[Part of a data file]
• • • • • • •

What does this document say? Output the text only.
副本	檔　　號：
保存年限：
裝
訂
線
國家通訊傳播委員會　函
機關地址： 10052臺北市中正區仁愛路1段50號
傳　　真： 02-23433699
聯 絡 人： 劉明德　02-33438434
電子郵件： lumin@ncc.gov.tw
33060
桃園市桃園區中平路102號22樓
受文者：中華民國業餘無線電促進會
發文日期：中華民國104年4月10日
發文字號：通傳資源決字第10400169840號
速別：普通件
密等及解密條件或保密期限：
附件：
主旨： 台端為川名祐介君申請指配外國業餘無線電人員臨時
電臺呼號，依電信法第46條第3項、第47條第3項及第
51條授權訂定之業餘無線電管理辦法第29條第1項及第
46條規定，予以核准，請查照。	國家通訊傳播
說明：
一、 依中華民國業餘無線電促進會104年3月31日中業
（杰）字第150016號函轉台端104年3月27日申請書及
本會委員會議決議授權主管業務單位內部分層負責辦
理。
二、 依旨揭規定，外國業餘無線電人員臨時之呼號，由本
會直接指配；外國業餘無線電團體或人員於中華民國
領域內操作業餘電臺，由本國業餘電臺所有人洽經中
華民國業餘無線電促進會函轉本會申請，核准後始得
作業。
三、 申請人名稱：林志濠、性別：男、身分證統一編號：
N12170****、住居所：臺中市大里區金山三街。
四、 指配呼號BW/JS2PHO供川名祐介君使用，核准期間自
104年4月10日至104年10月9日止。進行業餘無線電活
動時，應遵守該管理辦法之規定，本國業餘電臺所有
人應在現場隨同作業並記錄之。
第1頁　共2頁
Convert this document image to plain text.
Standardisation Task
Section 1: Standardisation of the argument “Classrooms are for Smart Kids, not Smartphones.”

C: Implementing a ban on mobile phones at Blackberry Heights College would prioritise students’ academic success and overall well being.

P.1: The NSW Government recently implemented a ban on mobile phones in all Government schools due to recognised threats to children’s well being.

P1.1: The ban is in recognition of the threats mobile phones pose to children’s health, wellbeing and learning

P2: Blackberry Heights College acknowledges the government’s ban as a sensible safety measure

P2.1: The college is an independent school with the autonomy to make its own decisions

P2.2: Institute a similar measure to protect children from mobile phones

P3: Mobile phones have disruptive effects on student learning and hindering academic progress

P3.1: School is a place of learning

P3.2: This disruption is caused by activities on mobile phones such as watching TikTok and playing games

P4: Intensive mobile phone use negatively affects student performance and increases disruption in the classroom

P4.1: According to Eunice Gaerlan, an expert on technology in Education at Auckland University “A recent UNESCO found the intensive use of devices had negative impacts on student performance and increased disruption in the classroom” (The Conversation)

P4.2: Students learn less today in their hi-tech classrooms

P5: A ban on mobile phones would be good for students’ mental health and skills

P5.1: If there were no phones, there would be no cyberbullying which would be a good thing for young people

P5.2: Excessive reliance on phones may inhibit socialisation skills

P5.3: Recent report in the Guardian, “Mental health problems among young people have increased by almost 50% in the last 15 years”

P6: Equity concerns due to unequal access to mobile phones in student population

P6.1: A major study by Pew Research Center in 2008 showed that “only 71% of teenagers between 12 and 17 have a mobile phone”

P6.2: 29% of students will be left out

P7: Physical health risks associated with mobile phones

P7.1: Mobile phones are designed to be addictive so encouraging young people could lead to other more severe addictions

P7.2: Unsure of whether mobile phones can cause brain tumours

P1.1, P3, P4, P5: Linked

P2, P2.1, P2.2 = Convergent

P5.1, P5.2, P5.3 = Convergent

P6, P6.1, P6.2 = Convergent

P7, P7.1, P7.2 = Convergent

• • • • • • •

* _Problem_
Reproduce each entry word for word.

* _Output for this exercise_
What does this document say? Output the text only.
副本	檔　　號：
保存年限：
裝
訂
線
國家通訊傳播委員會　函
機關地址： 10052臺北市中正區仁愛路1段50號
傳　　真： 02-23433699
聯 絡 人： 劉明德　02-33438434
電子郵件： lumin@ncc.gov.tw
33060
桃園市桃園區中平路102號22樓
受文者：中華民國業餘無線電促進會
發文日期：中華民國104年4月10日
發文字號：通傳資源決字第10400169840號
速別：普通件
密等及解密條件或保密期限：
附件：
主旨： 台端為川名祐介君申請指配外國業餘無線電人員臨時
電臺呼號，依電信法第46條第3項、第47條第3項及第
51條授權訂定之業餘無線電管理辦法第29條第1項及第
46條規定，予以核准，請查照。	國家通訊傳播
說明：
一、 依中華民國業餘無線電促進會104年3月31日中業
（杰）字第150016號函轉台端104年3月27日申請書及
本會委員會議決議授權主管業務單位內部分層負責辦
理。
二、 依旨揭規定，外國業餘無線電人員臨時之呼號，由本
會直接指配；外國業餘無線電團體或人員於中華民國
領域內操作業餘電臺，由本國業餘電臺所有人洽經中
華民國業餘無線電促進會函轉本會申請，核准後始得
作業。
三、 申請人名稱：林志濠、性別：男、身分證統一編號：
N12170****、住居所：臺中市大里區金山三街。
四、 指配呼號BW/JS2PHO供川名祐介君使用，核准期間自
104年4月10日至104年10月9日止。進行業餘無線電活
動時，應遵守該管理辦法之規定，本國業餘電臺所有
人應在現場隨同作業並記錄之。
第1頁　共2頁
Convert this document image to plain text.
Standardisation Task
Section 1: Standardisation of the argument “Classrooms are for Smart Kids, not Smartphones.”

C: Implementing a ban on mobile phones at Blackberry Heights College would prioritise students’ academic success and overall well being.

P.1: The NSW Government recently implemented a ban on mobile phones in all Government schools due to recognised threats to children’s well being.

P1.1: The ban is in recognition of the threats mobile phones pose to children’s health, wellbeing and learning

P2: Blackberry Heights College acknowledges the government’s ban as a sensible safety measure

P2.1: The college is an independent school with the autonomy to make its own decisions

P2.2: Institute a similar measure to protect children from mobile phones

P3: Mobile phones have disruptive effects on student learning and hindering academic progress

P3.1: School is a place of learning

P3.2: This disruption is caused by activities on mobile phones such as watching TikTok and playing games

P4: Intensive mobile phone use negatively affects student performance and increases disruption in the classroom

P4.1: According to Eunice Gaerlan, an expert on technology in Education at Auckland University “A recent UNESCO found the intensive use of devices had negative impacts on student performance and increased disruption in the classroom” (The Conversation)

P4.2: Students learn less today in their hi-tech classrooms

P5: A ban on mobile phones would be good for students’ mental health and skills

P5.1: If there were no phones, there would be no cyberbullying which would be a good thing for young people

P5.2: Excessive reliance on phones may inhibit socialisation skills

P5.3: Recent report in the Guardian, “Mental health problems among young people have increased by almost 50% in the last 15 years”

P6: Equity concerns due to unequal access to mobile phones in student population

P6.1: A major study by Pew Research Center in 2008 showed that “only 71% of teenagers between 12 and 17 have a mobile phone”

P6.2: 29% of students will be left out

P7: Physical health risks associated with mobile phones

P7.1: Mobile phones are designed to be addictive so encouraging young people could lead to other more severe addictions

P7.2: Unsure of whether mobile phones can cause brain tumours

P1.1, P3, P4, P5: Linked

P2, P2.1, P2.2 = Convergent

P5.1, P5.2, P5.3 = Convergent

P6, P6.1, P6.2 = Convergent

P7, P7.1, P7.2 = Convergent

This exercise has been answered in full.